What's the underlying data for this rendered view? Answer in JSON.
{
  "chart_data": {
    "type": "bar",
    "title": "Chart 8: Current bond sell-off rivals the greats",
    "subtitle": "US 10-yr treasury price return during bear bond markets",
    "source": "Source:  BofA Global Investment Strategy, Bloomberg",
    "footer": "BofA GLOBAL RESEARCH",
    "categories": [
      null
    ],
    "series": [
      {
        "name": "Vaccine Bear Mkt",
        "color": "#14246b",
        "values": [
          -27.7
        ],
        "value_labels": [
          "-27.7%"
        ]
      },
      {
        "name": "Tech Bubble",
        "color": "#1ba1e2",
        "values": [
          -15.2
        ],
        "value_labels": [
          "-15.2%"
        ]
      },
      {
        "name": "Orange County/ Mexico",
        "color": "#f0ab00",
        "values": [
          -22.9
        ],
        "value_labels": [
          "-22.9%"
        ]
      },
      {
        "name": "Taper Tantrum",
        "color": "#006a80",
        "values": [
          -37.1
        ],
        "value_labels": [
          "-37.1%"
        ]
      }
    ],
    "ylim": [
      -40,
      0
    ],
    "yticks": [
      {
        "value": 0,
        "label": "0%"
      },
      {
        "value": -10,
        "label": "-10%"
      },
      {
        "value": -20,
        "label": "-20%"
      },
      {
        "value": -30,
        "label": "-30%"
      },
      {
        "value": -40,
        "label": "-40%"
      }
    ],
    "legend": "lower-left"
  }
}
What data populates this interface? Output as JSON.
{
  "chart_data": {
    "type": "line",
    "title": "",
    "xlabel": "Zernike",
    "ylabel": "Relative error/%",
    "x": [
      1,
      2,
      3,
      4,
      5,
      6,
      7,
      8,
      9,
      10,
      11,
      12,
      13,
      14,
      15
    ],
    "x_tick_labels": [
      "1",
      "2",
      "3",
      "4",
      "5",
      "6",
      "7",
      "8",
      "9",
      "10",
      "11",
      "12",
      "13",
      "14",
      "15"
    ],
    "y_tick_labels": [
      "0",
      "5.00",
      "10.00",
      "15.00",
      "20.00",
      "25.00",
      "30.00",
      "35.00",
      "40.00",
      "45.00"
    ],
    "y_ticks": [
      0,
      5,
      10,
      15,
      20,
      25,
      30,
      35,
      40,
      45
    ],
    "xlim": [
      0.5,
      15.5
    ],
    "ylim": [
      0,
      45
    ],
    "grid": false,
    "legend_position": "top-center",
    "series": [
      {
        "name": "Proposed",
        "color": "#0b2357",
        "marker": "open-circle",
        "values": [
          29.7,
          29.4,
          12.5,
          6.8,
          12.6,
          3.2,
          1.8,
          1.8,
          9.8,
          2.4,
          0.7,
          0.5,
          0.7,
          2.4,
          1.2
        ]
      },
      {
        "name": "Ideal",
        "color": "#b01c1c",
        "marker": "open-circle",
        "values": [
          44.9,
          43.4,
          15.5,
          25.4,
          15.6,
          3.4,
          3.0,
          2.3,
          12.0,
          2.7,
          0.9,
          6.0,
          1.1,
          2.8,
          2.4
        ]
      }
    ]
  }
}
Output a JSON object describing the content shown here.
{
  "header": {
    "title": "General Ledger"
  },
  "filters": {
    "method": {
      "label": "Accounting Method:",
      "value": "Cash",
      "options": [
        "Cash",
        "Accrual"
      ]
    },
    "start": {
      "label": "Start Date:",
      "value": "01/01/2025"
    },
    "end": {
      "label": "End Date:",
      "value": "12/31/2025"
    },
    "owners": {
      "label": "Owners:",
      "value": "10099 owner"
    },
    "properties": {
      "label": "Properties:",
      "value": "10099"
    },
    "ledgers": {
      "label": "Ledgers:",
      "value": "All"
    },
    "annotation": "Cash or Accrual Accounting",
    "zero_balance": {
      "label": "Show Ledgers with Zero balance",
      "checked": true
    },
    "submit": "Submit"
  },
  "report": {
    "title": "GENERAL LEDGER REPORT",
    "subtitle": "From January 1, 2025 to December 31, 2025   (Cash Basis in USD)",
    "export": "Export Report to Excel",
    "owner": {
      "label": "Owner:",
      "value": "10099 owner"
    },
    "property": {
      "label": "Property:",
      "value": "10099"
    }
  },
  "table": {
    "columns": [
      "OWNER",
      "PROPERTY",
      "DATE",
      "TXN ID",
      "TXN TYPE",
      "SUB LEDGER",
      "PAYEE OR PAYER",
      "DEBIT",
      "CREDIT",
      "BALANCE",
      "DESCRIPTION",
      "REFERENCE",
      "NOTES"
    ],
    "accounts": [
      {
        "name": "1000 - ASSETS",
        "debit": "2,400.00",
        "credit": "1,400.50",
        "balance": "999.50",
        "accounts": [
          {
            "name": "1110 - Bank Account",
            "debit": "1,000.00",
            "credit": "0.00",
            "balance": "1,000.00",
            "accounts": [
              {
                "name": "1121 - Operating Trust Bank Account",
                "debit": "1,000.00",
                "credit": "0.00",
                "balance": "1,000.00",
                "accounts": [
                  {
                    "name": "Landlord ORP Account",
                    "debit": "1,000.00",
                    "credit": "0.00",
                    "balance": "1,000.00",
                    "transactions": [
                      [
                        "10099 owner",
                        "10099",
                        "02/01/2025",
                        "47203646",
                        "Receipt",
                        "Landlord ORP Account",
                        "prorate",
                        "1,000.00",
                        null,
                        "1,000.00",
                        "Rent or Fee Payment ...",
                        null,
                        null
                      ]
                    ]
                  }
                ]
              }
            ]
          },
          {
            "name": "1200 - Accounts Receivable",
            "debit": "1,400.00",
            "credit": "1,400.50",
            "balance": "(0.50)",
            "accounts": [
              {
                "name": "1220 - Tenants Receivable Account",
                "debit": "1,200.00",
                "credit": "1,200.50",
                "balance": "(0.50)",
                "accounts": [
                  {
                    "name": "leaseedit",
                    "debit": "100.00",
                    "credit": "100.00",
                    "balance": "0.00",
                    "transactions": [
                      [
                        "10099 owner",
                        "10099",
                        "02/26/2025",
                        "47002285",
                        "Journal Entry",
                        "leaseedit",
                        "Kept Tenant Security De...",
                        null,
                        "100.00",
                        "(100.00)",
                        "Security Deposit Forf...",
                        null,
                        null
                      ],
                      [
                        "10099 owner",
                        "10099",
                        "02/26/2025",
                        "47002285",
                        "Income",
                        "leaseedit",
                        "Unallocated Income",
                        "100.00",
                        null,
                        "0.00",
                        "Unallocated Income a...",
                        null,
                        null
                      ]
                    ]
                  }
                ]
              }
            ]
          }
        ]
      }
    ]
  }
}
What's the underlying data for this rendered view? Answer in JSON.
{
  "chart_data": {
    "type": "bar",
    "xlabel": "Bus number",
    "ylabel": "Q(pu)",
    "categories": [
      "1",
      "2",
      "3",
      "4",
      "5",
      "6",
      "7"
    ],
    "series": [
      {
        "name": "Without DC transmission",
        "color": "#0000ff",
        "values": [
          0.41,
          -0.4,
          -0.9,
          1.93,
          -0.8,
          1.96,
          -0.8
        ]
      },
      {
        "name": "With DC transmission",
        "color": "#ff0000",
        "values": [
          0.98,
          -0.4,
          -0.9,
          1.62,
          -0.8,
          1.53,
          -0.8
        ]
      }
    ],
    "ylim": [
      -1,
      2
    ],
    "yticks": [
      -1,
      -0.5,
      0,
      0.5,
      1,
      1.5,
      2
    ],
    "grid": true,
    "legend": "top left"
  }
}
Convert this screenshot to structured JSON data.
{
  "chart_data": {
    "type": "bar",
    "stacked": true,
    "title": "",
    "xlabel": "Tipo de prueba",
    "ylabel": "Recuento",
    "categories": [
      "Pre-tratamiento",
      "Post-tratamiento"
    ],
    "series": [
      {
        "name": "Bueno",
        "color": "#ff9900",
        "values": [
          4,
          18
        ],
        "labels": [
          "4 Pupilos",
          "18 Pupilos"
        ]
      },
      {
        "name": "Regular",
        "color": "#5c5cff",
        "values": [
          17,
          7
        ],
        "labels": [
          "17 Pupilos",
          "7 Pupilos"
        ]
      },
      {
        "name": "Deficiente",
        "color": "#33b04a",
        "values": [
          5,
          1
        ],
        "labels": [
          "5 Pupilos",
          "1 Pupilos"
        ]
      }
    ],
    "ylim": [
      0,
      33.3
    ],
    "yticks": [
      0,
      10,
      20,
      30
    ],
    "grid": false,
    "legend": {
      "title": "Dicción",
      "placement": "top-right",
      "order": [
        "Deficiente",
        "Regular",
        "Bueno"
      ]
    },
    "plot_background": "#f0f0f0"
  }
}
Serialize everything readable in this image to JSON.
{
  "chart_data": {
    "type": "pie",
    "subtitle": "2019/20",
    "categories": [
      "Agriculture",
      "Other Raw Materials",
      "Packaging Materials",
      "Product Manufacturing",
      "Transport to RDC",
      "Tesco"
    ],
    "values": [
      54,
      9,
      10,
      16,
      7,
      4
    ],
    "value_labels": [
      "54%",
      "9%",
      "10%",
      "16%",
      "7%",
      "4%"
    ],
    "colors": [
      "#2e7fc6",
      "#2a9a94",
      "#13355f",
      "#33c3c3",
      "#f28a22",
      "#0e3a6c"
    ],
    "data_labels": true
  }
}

==============================

Which lines contain "Security"? Copy each of them.

                        "Kept Tenant Security De...",
                        "Security Deposit Forf...",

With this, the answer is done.